## Task details
Skip every image and restate the data word for word.

Dataset records
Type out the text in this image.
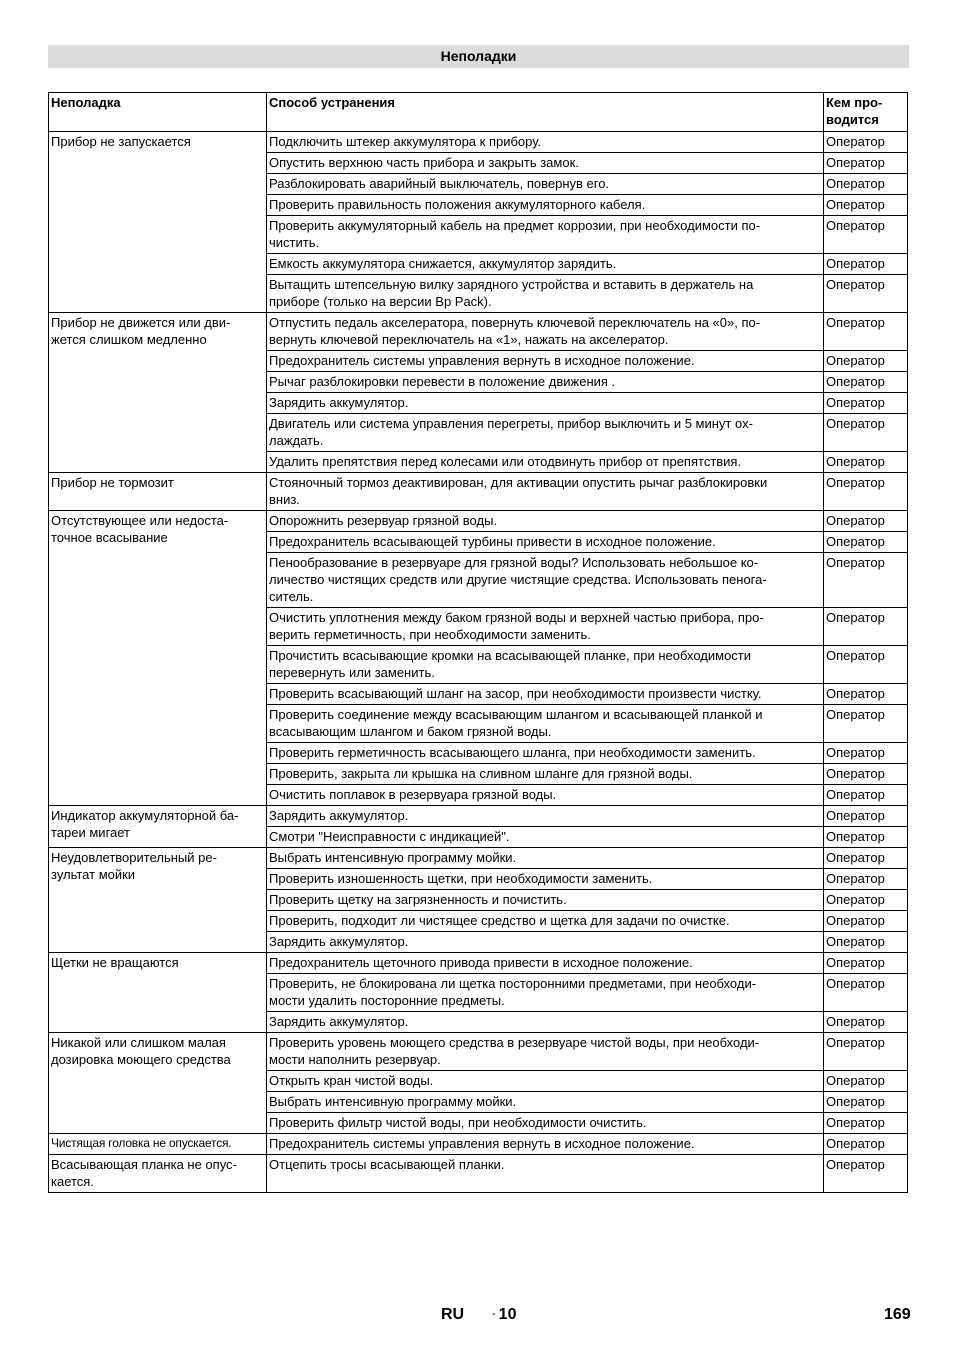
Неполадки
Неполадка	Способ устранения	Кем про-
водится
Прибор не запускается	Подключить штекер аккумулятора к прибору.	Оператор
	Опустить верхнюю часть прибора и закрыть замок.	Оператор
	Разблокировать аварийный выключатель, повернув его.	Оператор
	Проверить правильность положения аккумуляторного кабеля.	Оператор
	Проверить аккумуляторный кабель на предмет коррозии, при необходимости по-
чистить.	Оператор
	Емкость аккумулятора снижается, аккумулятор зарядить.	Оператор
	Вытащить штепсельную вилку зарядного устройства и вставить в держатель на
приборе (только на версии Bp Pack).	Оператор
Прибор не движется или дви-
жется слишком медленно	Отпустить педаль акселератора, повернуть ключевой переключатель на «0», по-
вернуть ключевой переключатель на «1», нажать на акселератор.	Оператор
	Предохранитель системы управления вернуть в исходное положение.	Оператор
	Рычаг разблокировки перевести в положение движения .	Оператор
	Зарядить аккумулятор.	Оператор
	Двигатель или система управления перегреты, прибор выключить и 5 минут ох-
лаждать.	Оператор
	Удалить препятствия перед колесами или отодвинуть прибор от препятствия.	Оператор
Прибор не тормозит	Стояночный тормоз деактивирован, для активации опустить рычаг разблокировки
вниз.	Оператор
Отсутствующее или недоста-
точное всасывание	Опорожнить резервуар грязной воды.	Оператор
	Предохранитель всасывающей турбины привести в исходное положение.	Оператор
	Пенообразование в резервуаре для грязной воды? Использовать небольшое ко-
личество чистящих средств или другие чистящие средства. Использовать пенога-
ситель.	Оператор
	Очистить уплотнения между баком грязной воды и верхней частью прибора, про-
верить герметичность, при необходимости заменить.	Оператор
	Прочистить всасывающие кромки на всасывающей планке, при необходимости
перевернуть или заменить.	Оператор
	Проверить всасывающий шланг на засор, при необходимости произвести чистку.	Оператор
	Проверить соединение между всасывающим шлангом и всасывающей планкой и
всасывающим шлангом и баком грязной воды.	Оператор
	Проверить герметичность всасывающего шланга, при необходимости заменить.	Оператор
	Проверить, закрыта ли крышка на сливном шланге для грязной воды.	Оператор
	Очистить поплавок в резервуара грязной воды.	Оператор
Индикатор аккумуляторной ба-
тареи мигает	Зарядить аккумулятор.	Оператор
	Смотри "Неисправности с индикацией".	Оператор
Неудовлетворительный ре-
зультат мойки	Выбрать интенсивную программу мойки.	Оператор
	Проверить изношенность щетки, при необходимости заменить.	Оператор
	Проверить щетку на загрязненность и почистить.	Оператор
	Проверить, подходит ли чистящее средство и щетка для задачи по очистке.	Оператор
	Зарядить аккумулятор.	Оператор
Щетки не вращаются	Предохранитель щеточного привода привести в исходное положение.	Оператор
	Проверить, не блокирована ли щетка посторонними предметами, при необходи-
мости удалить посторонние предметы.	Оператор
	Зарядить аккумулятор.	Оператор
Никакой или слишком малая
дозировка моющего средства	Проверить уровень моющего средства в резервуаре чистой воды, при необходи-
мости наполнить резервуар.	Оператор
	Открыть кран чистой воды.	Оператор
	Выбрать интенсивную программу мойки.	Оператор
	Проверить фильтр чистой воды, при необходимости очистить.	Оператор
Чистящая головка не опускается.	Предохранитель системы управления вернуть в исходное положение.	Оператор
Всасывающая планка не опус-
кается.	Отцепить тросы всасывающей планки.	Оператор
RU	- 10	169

## Finished exercise
Type out the text in this image.
Неполадки
Неполадка	Способ устранения	Кем про-
водится
Прибор не запускается	Подключить штекер аккумулятора к прибору.	Оператор
	Опустить верхнюю часть прибора и закрыть замок.	Оператор
	Разблокировать аварийный выключатель, повернув его.	Оператор
	Проверить правильность положения аккумуляторного кабеля.	Оператор
	Проверить аккумуляторный кабель на предмет коррозии, при необходимости по-
чистить.	Оператор
	Емкость аккумулятора снижается, аккумулятор зарядить.	Оператор
	Вытащить штепсельную вилку зарядного устройства и вставить в держатель на
приборе (только на версии Bp Pack).	Оператор
Прибор не движется или дви-
жется слишком медленно	Отпустить педаль акселератора, повернуть ключевой переключатель на «0», по-
вернуть ключевой переключатель на «1», нажать на акселератор.	Оператор
	Предохранитель системы управления вернуть в исходное положение.	Оператор
	Рычаг разблокировки перевести в положение движения .	Оператор
	Зарядить аккумулятор.	Оператор
	Двигатель или система управления перегреты, прибор выключить и 5 минут ох-
лаждать.	Оператор
	Удалить препятствия перед колесами или отодвинуть прибор от препятствия.	Оператор
Прибор не тормозит	Стояночный тормоз деактивирован, для активации опустить рычаг разблокировки
вниз.	Оператор
Отсутствующее или недоста-
точное всасывание	Опорожнить резервуар грязной воды.	Оператор
	Предохранитель всасывающей турбины привести в исходное положение.	Оператор
	Пенообразование в резервуаре для грязной воды? Использовать небольшое ко-
личество чистящих средств или другие чистящие средства. Использовать пенога-
ситель.	Оператор
	Очистить уплотнения между баком грязной воды и верхней частью прибора, про-
верить герметичность, при необходимости заменить.	Оператор
	Прочистить всасывающие кромки на всасывающей планке, при необходимости
перевернуть или заменить.	Оператор
	Проверить всасывающий шланг на засор, при необходимости произвести чистку.	Оператор
	Проверить соединение между всасывающим шлангом и всасывающей планкой и
всасывающим шлангом и баком грязной воды.	Оператор
	Проверить герметичность всасывающего шланга, при необходимости заменить.	Оператор
	Проверить, закрыта ли крышка на сливном шланге для грязной воды.	Оператор
	Очистить поплавок в резервуара грязной воды.	Оператор
Индикатор аккумуляторной ба-
тареи мигает	Зарядить аккумулятор.	Оператор
	Смотри "Неисправности с индикацией".	Оператор
Неудовлетворительный ре-
зультат мойки	Выбрать интенсивную программу мойки.	Оператор
	Проверить изношенность щетки, при необходимости заменить.	Оператор
	Проверить щетку на загрязненность и почистить.	Оператор
	Проверить, подходит ли чистящее средство и щетка для задачи по очистке.	Оператор
	Зарядить аккумулятор.	Оператор
Щетки не вращаются	Предохранитель щеточного привода привести в исходное положение.	Оператор
	Проверить, не блокирована ли щетка посторонними предметами, при необходи-
мости удалить посторонние предметы.	Оператор
	Зарядить аккумулятор.	Оператор
Никакой или слишком малая
дозировка моющего средства	Проверить уровень моющего средства в резервуаре чистой воды, при необходи-
мости наполнить резервуар.	Оператор
	Открыть кран чистой воды.	Оператор
	Выбрать интенсивную программу мойки.	Оператор
	Проверить фильтр чистой воды, при необходимости очистить.	Оператор
Чистящая головка не опускается.	Предохранитель системы управления вернуть в исходное положение.	Оператор
Всасывающая планка не опус-
кается.	Отцепить тросы всасывающей планки.	Оператор
RU	- 10	169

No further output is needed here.